Data listing:

==========

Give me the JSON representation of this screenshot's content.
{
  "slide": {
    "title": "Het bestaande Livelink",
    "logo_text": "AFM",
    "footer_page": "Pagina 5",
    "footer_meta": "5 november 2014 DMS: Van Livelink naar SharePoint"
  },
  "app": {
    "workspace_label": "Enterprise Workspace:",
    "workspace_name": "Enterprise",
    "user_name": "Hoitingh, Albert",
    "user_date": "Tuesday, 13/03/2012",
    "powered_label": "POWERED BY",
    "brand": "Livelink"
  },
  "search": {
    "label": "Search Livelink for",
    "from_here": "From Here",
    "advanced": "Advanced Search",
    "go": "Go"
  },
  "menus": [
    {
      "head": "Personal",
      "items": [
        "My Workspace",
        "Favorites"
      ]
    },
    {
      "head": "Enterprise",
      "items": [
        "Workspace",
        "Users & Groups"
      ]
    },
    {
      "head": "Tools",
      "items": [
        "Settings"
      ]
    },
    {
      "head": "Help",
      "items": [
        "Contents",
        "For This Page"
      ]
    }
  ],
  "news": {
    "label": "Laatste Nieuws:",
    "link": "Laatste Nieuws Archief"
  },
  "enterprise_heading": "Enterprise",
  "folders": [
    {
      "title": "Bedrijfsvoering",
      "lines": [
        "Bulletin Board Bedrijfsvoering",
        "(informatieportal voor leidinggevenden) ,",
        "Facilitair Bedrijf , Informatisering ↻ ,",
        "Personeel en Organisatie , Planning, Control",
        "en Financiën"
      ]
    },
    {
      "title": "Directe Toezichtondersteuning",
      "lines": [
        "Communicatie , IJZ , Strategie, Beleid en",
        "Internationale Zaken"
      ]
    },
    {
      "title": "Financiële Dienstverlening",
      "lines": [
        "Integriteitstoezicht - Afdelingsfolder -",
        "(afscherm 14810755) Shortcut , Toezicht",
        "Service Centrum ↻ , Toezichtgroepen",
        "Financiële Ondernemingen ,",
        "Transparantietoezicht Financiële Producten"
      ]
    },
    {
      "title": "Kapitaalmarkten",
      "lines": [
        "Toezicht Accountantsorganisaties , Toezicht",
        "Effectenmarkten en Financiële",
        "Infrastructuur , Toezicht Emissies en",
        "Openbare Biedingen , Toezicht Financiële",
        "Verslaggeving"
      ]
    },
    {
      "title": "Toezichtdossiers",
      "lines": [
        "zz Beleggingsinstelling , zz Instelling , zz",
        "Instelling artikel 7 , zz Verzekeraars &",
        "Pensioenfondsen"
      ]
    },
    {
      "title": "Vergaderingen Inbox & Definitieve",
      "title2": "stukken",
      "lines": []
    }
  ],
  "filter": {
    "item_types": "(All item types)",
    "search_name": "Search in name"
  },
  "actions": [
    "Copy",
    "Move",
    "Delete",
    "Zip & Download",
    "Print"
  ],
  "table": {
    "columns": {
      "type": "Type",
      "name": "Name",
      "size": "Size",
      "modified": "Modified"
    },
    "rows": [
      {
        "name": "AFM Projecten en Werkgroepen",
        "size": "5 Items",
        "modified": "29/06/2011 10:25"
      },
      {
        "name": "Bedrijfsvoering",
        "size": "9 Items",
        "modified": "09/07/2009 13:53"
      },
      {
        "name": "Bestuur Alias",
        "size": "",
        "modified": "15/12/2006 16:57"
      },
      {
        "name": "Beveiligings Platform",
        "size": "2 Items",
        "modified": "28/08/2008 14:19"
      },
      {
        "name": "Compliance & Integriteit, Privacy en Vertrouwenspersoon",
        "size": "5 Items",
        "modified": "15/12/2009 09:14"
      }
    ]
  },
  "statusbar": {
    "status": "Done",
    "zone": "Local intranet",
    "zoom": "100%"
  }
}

==========

WHAT IS BEING ASKED: Write the whole listing out again. Keep every line exactly as it is.

SOLUTION TO THIS EXERCISE:
Give me the JSON representation of this screenshot's content.
{
  "slide": {
    "title": "Het bestaande Livelink",
    "logo_text": "AFM",
    "footer_page": "Pagina 5",
    "footer_meta": "5 november 2014 DMS: Van Livelink naar SharePoint"
  },
  "app": {
    "workspace_label": "Enterprise Workspace:",
    "workspace_name": "Enterprise",
    "user_name": "Hoitingh, Albert",
    "user_date": "Tuesday, 13/03/2012",
    "powered_label": "POWERED BY",
    "brand": "Livelink"
  },
  "search": {
    "label": "Search Livelink for",
    "from_here": "From Here",
    "advanced": "Advanced Search",
    "go": "Go"
  },
  "menus": [
    {
      "head": "Personal",
      "items": [
        "My Workspace",
        "Favorites"
      ]
    },
    {
      "head": "Enterprise",
      "items": [
        "Workspace",
        "Users & Groups"
      ]
    },
    {
      "head": "Tools",
      "items": [
        "Settings"
      ]
    },
    {
      "head": "Help",
      "items": [
        "Contents",
        "For This Page"
      ]
    }
  ],
  "news": {
    "label": "Laatste Nieuws:",
    "link": "Laatste Nieuws Archief"
  },
  "enterprise_heading": "Enterprise",
  "folders": [
    {
      "title": "Bedrijfsvoering",
      "lines": [
        "Bulletin Board Bedrijfsvoering",
        "(informatieportal voor leidinggevenden) ,",
        "Facilitair Bedrijf , Informatisering ↻ ,",
        "Personeel en Organisatie , Planning, Control",
        "en Financiën"
      ]
    },
    {
      "title": "Directe Toezichtondersteuning",
      "lines": [
        "Communicatie , IJZ , Strategie, Beleid en",
        "Internationale Zaken"
      ]
    },
    {
      "title": "Financiële Dienstverlening",
      "lines": [
        "Integriteitstoezicht - Afdelingsfolder -",
        "(afscherm 14810755) Shortcut , Toezicht",
        "Service Centrum ↻ , Toezichtgroepen",
        "Financiële Ondernemingen ,",
        "Transparantietoezicht Financiële Producten"
      ]
    },
    {
      "title": "Kapitaalmarkten",
      "lines": [
        "Toezicht Accountantsorganisaties , Toezicht",
        "Effectenmarkten en Financiële",
        "Infrastructuur , Toezicht Emissies en",
        "Openbare Biedingen , Toezicht Financiële",
        "Verslaggeving"
      ]
    },
    {
      "title": "Toezichtdossiers",
      "lines": [
        "zz Beleggingsinstelling , zz Instelling , zz",
        "Instelling artikel 7 , zz Verzekeraars &",
        "Pensioenfondsen"
      ]
    },
    {
      "title": "Vergaderingen Inbox & Definitieve",
      "title2": "stukken",
      "lines": []
    }
  ],
  "filter": {
    "item_types": "(All item types)",
    "search_name": "Search in name"
  },
  "actions": [
    "Copy",
    "Move",
    "Delete",
    "Zip & Download",
    "Print"
  ],
  "table": {
    "columns": {
      "type": "Type",
      "name": "Name",
      "size": "Size",
      "modified": "Modified"
    },
    "rows": [
      {
        "name": "AFM Projecten en Werkgroepen",
        "size": "5 Items",
        "modified": "29/06/2011 10:25"
      },
      {
        "name": "Bedrijfsvoering",
        "size": "9 Items",
        "modified": "09/07/2009 13:53"
      },
      {
        "name": "Bestuur Alias",
        "size": "",
        "modified": "15/12/2006 16:57"
      },
      {
        "name": "Beveiligings Platform",
        "size": "2 Items",
        "modified": "28/08/2008 14:19"
      },
      {
        "name": "Compliance & Integriteit, Privacy en Vertrouwenspersoon",
        "size": "5 Items",
        "modified": "15/12/2009 09:14"
      }
    ]
  },
  "statusbar": {
    "status": "Done",
    "zone": "Local intranet",
    "zoom": "100%"
  }
}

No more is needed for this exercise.